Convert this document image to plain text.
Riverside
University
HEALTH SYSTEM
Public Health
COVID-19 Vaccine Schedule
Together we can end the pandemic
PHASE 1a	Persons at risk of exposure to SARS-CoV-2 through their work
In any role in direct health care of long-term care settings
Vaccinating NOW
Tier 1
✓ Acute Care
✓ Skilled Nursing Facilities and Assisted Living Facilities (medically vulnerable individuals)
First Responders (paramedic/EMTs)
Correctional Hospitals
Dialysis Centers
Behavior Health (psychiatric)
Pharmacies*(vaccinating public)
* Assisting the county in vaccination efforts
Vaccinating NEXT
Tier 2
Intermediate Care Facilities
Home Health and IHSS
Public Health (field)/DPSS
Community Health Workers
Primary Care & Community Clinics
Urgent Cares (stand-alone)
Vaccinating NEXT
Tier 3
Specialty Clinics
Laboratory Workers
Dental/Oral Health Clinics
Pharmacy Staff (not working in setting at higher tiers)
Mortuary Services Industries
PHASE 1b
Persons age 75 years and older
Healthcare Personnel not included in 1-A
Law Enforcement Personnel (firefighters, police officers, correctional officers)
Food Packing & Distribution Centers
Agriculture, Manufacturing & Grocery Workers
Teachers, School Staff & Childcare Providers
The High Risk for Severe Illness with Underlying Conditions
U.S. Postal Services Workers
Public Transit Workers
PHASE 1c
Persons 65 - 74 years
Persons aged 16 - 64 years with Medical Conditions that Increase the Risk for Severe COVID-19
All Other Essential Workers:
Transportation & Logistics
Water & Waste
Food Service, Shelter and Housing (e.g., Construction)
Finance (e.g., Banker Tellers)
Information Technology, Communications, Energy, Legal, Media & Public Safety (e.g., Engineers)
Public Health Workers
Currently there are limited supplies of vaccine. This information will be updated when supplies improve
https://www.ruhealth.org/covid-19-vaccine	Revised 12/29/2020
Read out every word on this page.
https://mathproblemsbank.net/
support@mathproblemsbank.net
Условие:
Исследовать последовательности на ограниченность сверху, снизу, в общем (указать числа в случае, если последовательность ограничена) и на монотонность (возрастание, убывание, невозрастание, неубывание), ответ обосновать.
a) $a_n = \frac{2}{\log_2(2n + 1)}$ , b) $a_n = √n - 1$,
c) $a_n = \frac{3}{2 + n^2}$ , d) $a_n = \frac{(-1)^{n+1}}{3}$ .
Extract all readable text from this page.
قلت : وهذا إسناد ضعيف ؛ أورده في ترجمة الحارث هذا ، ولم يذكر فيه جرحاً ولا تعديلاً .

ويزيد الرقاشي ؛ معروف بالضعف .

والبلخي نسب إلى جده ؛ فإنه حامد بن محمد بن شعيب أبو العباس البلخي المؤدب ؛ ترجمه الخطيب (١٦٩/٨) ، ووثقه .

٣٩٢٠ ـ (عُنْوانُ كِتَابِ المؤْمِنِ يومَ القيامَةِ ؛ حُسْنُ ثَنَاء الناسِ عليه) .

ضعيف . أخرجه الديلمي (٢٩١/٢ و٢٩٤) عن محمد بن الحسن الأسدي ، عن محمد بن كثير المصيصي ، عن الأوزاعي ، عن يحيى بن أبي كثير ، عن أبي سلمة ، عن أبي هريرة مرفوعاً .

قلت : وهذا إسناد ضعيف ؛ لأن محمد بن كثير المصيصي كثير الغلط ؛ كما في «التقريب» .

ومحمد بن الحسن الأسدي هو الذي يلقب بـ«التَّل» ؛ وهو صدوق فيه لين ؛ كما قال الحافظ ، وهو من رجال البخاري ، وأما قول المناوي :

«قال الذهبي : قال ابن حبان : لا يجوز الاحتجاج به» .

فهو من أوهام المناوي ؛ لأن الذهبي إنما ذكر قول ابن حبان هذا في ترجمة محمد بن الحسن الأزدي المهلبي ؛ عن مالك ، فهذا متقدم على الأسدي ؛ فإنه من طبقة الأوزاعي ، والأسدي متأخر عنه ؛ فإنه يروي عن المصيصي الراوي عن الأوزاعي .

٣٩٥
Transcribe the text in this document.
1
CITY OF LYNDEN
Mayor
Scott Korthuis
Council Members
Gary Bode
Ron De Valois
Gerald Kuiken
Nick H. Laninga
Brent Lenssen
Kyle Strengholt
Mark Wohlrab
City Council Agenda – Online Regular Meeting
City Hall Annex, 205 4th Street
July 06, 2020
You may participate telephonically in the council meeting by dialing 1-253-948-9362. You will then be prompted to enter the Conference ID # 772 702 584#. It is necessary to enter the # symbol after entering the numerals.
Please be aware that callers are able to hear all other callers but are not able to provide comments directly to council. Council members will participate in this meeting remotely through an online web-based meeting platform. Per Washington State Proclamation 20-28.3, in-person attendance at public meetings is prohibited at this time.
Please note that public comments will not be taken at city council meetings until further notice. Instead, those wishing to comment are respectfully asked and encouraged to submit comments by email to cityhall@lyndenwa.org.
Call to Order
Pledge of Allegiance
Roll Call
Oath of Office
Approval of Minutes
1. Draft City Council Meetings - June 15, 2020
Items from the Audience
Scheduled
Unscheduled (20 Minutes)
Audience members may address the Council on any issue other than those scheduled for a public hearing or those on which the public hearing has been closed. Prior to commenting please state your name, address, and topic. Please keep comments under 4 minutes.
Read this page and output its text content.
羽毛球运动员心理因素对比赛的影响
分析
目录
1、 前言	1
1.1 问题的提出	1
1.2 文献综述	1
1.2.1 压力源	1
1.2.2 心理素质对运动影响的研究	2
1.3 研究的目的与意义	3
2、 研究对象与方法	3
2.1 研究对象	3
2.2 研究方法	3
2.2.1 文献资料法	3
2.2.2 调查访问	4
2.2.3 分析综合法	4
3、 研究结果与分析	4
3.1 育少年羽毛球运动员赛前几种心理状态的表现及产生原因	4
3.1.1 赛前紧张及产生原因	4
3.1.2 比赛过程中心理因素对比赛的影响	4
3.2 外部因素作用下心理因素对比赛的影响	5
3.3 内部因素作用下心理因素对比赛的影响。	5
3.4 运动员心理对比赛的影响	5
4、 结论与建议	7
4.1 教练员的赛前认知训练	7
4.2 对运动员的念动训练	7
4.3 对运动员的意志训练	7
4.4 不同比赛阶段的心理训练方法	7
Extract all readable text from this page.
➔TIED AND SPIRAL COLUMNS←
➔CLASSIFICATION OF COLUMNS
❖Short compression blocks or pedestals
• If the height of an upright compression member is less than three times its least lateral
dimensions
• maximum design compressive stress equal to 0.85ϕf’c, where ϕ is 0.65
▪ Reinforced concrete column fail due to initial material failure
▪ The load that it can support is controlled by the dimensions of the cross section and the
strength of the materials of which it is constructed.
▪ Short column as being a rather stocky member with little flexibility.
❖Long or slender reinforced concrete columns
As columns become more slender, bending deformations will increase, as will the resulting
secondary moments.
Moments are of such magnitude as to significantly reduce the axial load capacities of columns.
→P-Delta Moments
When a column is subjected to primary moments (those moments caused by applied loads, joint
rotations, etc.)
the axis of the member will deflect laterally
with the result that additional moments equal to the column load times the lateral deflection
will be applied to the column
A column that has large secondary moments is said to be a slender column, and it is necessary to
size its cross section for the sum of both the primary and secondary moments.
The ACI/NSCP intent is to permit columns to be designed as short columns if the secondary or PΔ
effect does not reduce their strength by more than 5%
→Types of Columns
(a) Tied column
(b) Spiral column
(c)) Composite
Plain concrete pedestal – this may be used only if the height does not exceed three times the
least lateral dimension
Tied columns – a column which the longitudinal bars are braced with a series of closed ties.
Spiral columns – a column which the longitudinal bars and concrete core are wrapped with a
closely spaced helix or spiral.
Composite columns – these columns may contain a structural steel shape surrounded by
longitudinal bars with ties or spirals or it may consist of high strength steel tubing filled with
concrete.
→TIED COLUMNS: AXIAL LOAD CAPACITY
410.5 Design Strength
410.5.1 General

Aim of the task: Show the lines where the word "mathproblemsbank" appears in the entries.

Exercise solution:
https://mathproblemsbank.net/
support@mathproblemsbank.net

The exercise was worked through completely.